[Data entries]
[BEGIN]

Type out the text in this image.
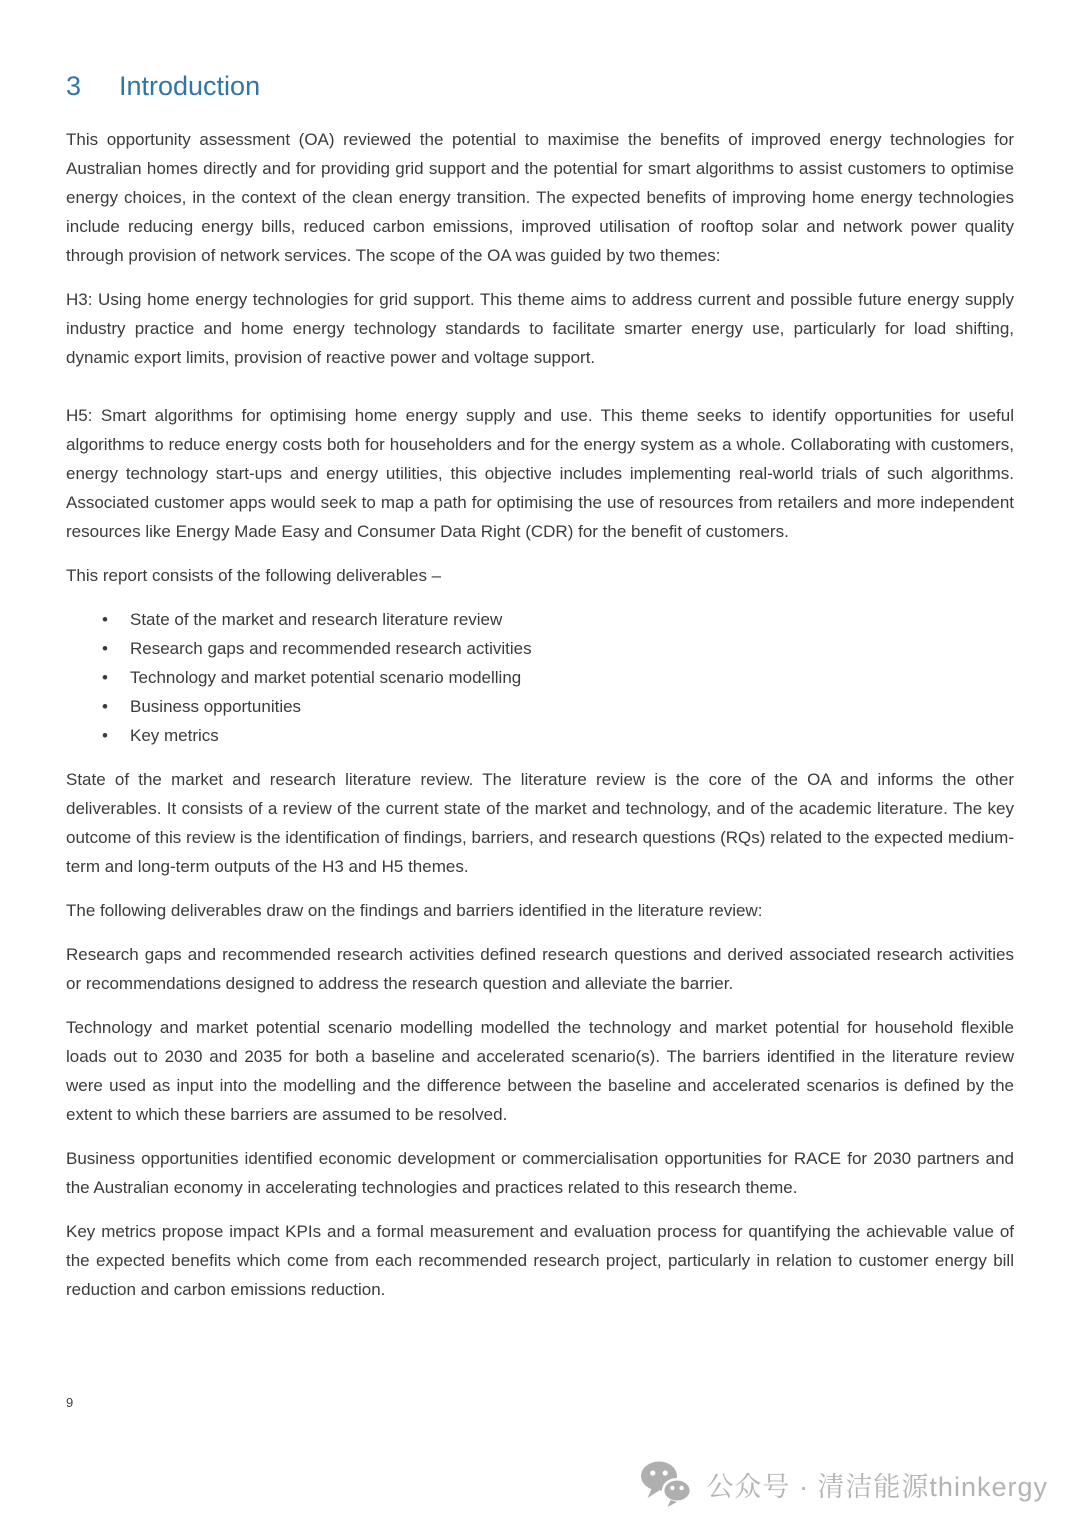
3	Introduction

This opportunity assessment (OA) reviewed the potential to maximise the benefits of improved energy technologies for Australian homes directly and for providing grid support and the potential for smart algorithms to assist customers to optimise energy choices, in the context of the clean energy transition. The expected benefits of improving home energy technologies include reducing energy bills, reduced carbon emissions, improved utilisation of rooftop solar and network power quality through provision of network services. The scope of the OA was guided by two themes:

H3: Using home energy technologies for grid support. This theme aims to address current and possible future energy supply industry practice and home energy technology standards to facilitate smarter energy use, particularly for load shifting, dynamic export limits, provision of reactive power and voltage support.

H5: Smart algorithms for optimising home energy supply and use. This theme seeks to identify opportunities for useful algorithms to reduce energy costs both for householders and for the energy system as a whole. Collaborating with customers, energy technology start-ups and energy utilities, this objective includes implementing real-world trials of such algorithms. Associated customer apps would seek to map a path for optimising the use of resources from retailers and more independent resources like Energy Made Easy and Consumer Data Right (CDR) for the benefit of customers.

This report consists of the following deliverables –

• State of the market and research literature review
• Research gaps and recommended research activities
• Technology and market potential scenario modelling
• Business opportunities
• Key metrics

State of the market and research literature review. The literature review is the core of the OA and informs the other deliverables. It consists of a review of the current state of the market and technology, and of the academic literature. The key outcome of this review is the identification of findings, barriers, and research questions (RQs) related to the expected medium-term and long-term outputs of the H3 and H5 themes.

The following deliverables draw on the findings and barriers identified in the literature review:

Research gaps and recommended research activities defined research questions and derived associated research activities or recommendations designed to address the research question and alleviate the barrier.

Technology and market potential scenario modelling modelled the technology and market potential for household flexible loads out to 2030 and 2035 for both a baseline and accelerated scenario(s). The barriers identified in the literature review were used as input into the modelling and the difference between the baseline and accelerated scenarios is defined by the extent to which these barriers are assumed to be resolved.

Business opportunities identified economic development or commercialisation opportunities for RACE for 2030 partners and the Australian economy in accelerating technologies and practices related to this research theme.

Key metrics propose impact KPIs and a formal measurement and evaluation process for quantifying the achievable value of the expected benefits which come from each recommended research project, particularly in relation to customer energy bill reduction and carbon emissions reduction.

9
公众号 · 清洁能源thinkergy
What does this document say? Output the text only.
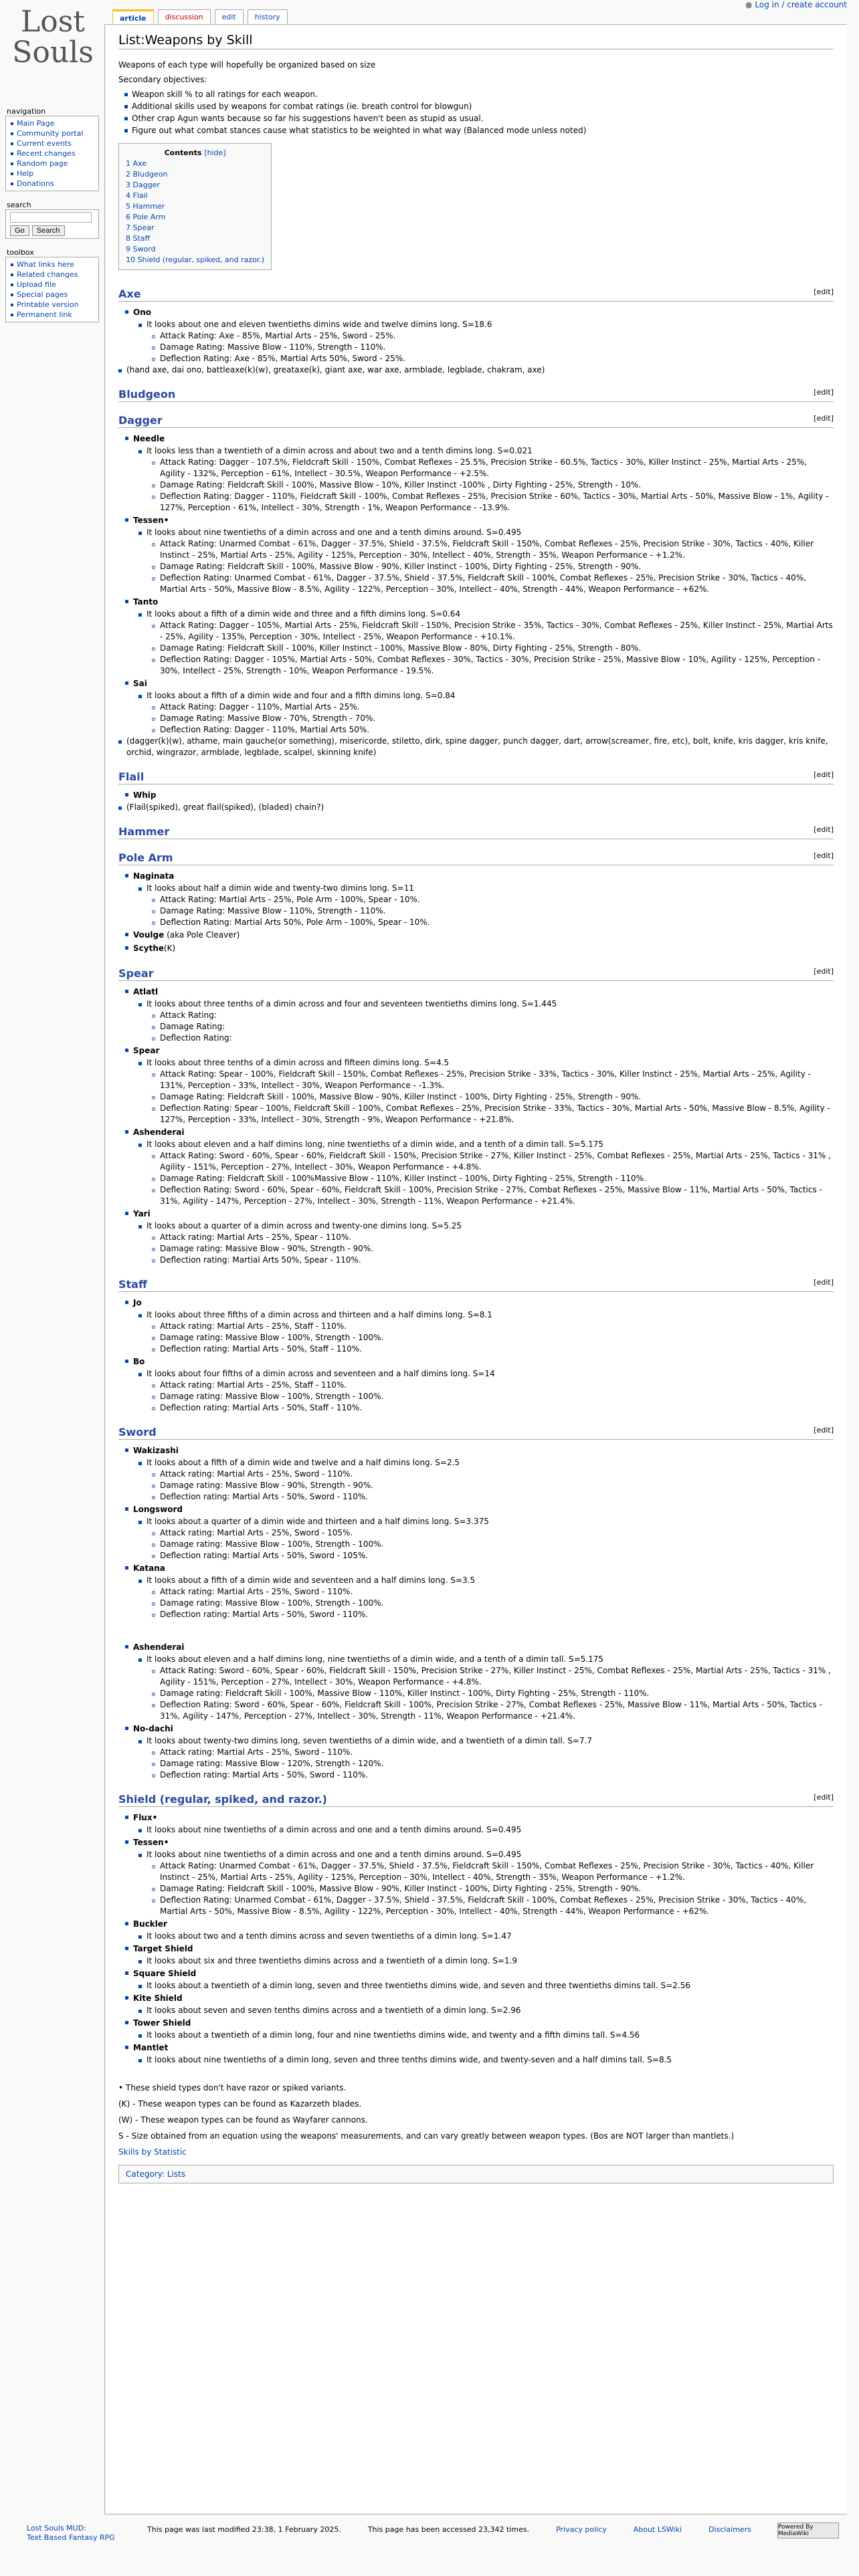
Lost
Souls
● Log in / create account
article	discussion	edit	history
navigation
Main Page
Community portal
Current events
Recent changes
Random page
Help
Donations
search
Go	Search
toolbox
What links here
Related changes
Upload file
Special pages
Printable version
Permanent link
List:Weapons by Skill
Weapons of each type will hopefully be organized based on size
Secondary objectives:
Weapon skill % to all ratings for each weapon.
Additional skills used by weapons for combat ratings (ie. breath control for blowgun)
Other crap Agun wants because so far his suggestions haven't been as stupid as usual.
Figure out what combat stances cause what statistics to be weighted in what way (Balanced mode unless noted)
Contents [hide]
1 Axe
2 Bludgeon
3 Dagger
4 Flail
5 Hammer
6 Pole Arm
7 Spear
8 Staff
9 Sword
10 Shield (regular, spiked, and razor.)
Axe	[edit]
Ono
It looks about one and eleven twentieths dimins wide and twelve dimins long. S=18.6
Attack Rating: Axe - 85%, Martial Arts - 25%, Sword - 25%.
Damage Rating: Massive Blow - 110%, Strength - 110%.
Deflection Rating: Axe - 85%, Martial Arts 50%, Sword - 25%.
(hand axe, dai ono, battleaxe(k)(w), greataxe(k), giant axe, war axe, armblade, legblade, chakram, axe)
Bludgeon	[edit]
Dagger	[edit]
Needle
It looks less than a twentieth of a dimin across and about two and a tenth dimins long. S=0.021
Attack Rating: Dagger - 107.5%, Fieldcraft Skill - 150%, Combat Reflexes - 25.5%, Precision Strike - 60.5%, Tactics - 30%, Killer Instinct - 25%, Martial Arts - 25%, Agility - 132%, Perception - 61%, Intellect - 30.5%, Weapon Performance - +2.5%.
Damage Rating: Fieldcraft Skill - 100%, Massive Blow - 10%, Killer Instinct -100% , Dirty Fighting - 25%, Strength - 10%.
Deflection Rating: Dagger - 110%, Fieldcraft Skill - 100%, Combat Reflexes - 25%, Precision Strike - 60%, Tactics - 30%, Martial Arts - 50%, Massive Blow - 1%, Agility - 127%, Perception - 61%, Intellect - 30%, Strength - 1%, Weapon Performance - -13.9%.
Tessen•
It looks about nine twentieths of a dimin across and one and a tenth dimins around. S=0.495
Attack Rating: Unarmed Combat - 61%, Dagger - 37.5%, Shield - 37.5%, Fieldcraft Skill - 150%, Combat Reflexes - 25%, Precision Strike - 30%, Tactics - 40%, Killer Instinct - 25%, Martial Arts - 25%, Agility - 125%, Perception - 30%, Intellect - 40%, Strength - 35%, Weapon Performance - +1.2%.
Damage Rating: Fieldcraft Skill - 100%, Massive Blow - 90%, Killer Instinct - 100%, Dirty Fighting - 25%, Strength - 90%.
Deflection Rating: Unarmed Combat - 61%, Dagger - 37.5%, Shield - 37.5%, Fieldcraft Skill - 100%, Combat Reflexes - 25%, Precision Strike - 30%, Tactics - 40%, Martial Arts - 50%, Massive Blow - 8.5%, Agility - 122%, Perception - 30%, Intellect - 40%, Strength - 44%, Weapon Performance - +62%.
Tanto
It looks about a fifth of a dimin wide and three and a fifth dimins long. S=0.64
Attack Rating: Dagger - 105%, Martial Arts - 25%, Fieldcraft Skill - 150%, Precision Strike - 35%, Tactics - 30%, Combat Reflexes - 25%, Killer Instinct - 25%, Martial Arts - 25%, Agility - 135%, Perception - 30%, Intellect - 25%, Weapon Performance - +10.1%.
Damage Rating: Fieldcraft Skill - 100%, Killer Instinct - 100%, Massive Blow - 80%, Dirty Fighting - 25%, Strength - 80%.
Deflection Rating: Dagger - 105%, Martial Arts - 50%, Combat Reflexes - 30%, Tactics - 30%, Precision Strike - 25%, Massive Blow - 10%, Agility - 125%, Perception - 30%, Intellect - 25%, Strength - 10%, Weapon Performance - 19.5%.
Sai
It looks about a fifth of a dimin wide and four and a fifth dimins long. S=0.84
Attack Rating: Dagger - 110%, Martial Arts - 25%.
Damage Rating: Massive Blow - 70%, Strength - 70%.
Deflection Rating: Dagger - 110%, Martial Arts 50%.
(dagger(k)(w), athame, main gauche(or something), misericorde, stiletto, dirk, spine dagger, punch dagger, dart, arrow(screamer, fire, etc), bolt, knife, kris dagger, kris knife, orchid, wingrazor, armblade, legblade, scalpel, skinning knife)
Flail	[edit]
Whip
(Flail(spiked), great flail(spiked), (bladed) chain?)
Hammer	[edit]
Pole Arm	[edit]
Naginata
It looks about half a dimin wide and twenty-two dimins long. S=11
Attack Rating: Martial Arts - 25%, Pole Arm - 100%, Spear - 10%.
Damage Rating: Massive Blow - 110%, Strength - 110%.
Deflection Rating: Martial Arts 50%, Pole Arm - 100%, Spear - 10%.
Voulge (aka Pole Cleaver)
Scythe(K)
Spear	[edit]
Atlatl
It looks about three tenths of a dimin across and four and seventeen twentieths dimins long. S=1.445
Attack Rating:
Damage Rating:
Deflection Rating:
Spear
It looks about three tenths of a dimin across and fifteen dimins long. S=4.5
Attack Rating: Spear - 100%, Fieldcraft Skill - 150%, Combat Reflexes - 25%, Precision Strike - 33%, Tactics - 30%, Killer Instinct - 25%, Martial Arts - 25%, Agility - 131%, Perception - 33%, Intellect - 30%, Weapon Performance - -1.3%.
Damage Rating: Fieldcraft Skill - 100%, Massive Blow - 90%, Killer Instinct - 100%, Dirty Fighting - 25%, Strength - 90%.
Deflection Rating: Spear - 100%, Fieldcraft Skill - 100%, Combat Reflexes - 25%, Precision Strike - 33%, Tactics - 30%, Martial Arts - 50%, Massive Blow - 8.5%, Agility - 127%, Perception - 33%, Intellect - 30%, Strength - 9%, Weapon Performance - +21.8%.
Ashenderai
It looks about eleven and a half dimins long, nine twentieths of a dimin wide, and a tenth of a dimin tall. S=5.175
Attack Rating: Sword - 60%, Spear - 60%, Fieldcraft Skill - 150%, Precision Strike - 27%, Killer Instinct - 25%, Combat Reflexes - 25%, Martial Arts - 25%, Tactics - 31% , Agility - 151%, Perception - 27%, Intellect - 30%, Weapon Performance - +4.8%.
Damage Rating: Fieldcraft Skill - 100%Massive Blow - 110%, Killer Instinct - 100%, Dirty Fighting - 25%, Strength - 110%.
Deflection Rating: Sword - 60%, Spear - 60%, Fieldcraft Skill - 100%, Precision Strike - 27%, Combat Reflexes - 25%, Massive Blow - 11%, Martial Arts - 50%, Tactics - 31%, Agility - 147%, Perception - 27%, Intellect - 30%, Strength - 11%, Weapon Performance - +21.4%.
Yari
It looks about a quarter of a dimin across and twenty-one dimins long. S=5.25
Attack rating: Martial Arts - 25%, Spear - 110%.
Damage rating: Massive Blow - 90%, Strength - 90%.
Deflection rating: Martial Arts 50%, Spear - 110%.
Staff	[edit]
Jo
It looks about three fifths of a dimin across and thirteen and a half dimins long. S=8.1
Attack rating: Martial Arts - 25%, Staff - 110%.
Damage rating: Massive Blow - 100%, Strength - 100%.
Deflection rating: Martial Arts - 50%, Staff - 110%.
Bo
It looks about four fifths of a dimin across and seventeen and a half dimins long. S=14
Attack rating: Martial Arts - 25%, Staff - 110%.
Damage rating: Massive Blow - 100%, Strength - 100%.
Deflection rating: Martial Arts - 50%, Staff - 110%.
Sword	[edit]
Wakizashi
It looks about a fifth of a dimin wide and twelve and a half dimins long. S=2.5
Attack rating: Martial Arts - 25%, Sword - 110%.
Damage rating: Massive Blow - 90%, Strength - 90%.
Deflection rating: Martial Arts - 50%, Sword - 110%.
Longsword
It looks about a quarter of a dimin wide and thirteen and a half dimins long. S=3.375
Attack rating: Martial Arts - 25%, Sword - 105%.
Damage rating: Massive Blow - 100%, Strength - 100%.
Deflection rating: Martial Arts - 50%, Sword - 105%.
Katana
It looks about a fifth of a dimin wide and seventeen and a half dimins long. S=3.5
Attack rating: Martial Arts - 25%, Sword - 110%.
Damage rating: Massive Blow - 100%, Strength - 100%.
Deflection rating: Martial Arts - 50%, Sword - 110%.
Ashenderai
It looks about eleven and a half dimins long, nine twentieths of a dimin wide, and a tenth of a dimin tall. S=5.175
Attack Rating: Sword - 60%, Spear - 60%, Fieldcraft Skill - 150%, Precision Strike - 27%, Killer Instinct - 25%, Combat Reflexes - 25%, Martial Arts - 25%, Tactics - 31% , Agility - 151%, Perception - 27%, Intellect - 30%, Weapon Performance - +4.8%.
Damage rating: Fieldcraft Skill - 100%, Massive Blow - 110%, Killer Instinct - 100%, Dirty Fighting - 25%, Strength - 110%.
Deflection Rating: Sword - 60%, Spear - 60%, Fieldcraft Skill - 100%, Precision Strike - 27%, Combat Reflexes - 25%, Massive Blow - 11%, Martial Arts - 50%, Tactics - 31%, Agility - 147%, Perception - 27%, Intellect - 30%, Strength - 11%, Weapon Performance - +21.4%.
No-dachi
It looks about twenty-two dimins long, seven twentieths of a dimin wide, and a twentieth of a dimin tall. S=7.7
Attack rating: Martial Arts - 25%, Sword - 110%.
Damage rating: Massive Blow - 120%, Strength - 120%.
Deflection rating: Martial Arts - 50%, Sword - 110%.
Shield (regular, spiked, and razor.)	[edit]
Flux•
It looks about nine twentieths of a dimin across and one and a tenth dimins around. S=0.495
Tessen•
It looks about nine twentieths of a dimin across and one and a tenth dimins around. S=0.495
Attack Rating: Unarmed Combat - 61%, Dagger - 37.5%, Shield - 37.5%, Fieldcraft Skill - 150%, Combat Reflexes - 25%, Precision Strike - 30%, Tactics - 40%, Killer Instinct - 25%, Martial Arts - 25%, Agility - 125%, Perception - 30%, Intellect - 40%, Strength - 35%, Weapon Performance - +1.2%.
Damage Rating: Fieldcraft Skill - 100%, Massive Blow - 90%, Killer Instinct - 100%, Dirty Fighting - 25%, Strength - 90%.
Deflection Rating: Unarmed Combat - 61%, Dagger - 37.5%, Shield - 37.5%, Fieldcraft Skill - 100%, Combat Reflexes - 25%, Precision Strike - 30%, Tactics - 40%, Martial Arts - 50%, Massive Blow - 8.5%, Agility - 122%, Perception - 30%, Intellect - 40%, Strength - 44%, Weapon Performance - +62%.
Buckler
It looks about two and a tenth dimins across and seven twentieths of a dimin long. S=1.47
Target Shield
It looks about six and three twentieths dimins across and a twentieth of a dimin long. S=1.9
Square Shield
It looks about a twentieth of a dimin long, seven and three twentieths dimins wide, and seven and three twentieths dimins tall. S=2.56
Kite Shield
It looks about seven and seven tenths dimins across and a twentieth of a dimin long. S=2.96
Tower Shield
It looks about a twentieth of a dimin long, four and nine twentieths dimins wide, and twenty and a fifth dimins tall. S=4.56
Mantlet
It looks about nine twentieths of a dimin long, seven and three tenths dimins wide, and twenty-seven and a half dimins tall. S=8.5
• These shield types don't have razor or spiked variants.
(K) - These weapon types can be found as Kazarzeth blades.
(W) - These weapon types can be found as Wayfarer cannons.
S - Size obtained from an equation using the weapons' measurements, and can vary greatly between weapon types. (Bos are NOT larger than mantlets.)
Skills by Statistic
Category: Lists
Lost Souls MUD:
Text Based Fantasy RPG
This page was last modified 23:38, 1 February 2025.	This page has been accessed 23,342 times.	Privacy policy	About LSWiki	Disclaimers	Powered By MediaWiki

[END]

TASK DETAILS | Scan the lines for the string "quarter". Copy out each line that matches.

EXPECTED ANSWER |
It looks about a quarter of a dimin across and twenty-one dimins long. S=5.25
It looks about a quarter of a dimin wide and thirteen and a half dimins long. S=3.375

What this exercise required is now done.